Copy out all lines that hold "heritage".

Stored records
* Start *

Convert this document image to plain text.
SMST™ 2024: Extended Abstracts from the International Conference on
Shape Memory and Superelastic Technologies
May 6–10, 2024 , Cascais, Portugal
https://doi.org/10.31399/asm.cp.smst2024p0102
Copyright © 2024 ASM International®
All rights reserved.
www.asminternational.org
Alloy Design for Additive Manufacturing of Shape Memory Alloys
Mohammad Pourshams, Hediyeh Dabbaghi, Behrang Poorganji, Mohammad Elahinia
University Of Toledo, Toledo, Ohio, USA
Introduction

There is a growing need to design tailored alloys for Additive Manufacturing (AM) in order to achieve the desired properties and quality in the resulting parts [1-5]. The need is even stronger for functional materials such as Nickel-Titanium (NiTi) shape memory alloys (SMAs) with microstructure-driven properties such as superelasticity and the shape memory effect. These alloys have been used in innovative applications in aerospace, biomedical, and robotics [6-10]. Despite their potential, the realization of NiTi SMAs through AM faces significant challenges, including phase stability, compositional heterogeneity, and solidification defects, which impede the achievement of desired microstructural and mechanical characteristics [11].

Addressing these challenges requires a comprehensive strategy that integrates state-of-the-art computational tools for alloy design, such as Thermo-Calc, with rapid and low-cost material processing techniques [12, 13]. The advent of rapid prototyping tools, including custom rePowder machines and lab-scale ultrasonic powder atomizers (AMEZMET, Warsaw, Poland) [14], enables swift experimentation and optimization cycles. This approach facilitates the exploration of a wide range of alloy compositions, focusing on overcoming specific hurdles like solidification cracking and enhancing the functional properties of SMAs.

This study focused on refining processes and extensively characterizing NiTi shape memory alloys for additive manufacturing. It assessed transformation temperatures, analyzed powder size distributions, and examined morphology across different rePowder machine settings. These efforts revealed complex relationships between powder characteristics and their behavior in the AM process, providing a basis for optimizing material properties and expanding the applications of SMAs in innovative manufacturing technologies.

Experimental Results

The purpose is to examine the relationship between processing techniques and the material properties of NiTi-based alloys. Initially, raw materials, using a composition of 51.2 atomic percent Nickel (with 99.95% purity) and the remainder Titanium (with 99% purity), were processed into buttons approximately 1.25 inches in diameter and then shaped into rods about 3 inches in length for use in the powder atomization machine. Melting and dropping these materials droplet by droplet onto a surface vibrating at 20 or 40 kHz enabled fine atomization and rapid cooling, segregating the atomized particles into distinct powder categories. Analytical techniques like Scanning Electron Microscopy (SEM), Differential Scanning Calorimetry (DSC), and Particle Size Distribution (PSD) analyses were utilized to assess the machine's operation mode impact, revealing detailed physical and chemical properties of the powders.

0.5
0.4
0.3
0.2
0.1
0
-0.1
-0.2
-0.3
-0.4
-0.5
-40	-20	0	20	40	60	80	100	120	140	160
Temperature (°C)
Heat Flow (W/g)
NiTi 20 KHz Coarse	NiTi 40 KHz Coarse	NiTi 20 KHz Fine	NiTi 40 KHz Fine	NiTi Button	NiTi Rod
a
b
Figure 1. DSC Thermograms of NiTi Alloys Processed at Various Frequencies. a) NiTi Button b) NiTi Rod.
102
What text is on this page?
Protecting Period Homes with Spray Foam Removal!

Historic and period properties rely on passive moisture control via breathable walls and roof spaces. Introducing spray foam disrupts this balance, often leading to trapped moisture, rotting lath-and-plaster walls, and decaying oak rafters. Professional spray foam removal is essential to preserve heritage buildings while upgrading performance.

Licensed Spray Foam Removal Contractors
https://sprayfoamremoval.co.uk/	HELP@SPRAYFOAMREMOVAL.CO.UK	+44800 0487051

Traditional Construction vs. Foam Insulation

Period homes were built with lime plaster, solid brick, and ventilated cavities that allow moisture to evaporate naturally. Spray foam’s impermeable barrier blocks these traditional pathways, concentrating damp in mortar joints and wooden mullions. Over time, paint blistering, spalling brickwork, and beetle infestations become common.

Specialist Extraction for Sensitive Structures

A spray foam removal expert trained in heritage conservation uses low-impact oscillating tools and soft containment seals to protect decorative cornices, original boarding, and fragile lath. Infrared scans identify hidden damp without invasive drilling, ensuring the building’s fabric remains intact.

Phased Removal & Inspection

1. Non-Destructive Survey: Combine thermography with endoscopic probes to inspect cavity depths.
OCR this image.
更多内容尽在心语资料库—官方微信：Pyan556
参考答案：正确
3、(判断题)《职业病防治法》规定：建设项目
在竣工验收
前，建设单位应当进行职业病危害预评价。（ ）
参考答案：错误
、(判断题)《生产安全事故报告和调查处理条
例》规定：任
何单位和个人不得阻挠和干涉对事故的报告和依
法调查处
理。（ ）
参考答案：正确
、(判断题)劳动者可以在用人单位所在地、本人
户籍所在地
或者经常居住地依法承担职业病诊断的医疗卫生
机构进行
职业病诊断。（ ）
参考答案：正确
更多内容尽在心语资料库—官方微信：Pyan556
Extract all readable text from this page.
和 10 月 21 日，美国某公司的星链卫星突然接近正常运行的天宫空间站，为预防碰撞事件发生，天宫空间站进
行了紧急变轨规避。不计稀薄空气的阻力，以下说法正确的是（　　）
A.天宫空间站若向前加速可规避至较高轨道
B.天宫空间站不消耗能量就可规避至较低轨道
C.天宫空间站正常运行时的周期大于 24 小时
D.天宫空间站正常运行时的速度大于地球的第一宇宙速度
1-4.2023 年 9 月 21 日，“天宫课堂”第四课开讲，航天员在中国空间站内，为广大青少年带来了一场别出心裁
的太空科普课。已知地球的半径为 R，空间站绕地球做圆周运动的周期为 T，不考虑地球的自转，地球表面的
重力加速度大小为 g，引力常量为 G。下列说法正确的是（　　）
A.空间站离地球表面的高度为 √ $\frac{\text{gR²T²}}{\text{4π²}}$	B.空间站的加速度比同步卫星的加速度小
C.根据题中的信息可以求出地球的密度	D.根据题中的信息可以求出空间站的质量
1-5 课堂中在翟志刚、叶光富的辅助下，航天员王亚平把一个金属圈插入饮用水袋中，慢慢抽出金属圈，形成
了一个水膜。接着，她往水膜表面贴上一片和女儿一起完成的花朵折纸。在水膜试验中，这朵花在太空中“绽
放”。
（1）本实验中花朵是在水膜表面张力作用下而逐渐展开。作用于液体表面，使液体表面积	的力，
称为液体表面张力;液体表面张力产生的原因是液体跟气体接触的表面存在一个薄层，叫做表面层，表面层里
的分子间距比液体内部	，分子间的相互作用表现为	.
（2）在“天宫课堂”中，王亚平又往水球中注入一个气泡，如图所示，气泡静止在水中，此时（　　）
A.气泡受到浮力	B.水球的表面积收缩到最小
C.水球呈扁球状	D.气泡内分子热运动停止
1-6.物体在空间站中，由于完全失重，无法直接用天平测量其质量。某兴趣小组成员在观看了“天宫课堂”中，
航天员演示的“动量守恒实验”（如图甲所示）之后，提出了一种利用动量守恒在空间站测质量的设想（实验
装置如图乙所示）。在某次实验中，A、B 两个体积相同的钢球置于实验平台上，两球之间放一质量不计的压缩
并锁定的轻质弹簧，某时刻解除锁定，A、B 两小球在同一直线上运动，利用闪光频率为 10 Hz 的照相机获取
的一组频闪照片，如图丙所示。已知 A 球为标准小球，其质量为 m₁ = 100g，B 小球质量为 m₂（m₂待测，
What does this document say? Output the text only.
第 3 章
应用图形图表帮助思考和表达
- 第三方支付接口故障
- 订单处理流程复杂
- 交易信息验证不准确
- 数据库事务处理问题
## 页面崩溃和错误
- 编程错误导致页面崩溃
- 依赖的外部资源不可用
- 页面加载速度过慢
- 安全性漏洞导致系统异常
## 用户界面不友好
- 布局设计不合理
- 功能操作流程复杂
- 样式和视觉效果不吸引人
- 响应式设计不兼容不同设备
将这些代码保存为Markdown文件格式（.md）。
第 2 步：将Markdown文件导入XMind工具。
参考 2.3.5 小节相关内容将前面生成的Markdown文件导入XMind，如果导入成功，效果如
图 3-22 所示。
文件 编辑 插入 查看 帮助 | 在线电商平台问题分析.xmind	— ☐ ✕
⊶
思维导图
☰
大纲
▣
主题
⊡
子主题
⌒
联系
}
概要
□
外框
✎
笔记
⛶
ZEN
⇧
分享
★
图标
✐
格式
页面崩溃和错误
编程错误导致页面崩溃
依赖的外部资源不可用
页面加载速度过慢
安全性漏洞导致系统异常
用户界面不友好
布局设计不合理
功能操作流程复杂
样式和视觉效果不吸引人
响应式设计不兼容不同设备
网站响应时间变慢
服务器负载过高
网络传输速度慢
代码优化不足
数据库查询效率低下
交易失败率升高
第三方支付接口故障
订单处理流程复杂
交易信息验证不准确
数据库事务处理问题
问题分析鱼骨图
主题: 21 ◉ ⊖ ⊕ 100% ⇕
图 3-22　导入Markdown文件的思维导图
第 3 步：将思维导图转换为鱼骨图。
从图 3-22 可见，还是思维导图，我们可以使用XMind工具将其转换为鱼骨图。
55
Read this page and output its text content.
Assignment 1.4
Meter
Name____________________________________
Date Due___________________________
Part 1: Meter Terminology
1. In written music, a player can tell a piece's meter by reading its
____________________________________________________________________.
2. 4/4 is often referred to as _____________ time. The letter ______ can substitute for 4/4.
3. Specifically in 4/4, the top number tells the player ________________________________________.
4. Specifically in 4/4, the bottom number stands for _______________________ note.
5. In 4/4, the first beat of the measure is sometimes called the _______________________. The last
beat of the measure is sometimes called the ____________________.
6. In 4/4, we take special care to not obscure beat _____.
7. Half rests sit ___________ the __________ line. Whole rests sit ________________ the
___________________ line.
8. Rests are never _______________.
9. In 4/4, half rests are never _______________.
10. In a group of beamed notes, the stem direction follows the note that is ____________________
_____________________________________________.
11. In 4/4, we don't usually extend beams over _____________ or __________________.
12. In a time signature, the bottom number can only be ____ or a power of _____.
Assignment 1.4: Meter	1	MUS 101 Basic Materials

* End *

● **Response**
Historic and period properties rely on passive moisture control via breathable walls and roof spaces. Introducing spray foam disrupts this balance, often leading to trapped moisture, rotting lath-and-plaster walls, and decaying oak rafters. Professional spray foam removal is essential to preserve heritage buildings while upgrading performance.
A spray foam removal expert trained in heritage conservation uses low-impact oscillating tools and soft containment seals to protect decorative cornices, original boarding, and fragile lath. Infrared scans identify hidden damp without invasive drilling, ensuring the building’s fabric remains intact.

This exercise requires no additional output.